Return a copy of every line in the records that includes the word "действие".
▼
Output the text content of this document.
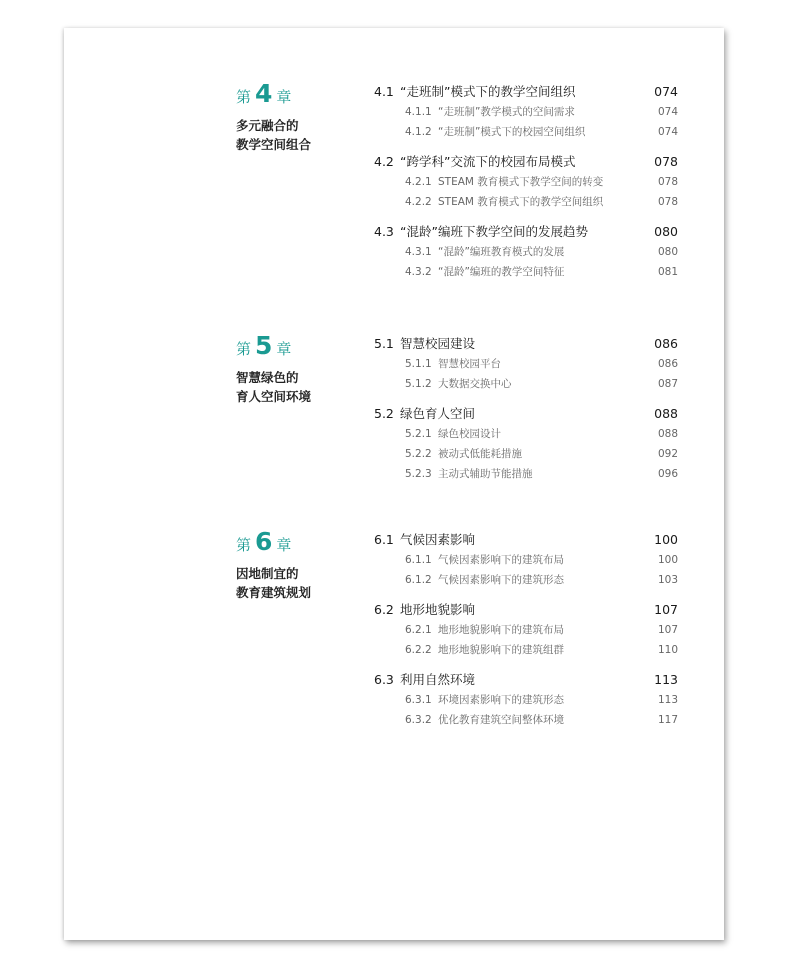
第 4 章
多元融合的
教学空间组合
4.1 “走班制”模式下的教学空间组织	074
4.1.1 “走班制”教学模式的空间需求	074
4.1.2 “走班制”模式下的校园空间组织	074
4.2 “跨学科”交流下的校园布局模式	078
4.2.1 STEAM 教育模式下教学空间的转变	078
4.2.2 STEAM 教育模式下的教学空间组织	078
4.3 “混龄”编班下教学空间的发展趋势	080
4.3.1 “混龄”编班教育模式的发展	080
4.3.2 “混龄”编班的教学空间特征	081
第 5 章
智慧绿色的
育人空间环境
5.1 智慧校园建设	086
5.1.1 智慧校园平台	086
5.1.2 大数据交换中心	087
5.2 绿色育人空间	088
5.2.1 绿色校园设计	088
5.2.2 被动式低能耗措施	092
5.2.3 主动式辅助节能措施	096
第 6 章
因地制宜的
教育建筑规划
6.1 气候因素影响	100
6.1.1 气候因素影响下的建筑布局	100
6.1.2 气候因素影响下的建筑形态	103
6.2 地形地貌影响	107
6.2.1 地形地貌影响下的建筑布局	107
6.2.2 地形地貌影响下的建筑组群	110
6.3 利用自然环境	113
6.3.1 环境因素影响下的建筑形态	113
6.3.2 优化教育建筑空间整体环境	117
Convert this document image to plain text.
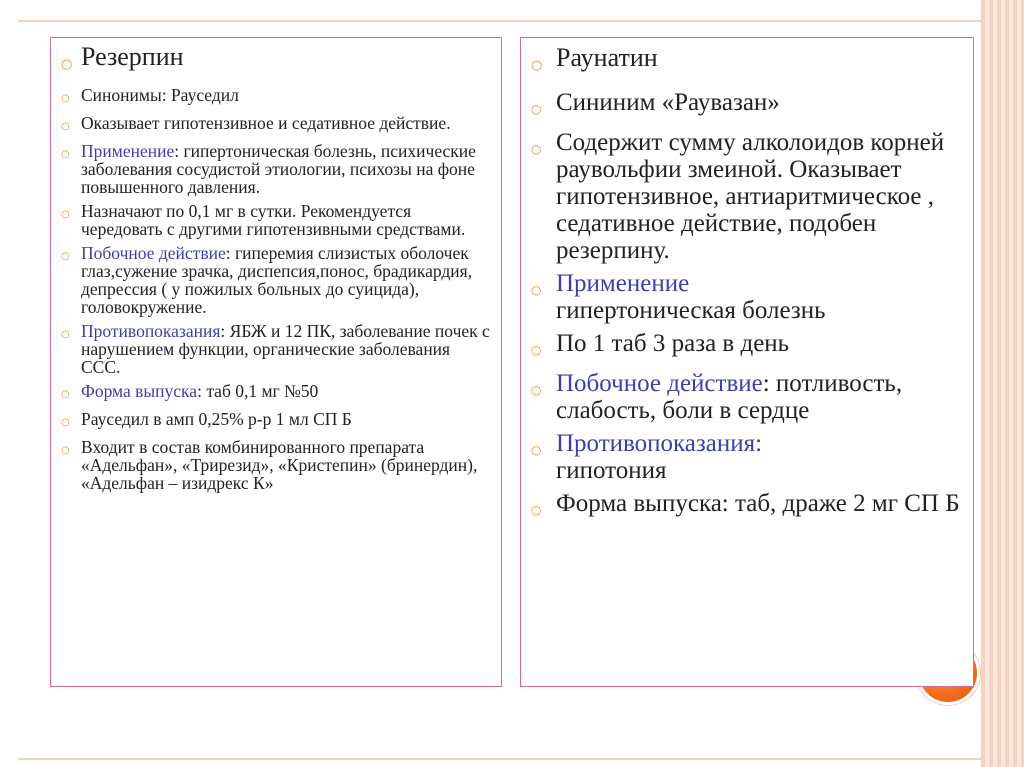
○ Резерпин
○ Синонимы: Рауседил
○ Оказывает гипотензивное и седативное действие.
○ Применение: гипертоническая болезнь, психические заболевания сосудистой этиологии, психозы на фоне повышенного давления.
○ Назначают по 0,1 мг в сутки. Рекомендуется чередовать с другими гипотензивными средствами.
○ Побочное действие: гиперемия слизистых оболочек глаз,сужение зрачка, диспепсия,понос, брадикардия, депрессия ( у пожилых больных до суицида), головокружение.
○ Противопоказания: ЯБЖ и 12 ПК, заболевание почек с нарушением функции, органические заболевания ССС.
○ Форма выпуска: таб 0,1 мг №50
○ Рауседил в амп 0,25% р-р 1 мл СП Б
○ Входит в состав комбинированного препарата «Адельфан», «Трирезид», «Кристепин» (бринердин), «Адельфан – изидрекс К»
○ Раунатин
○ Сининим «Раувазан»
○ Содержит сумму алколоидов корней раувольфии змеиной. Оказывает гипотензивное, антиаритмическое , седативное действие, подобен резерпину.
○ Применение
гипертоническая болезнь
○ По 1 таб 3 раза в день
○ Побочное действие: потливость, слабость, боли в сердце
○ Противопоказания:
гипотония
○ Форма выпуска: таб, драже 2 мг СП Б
▲
**Exercise answer**.
○ Оказывает гипотензивное и седативное действие.
○ Побочное действие: гиперемия слизистых оболочек глаз,сужение зрачка, диспепсия,понос, брадикардия, депрессия ( у пожилых больных до суицида), головокружение.
○ Содержит сумму алколоидов корней раувольфии змеиной. Оказывает гипотензивное, антиаритмическое , седативное действие, подобен резерпину.
○ Побочное действие: потливость, слабость, боли в сердце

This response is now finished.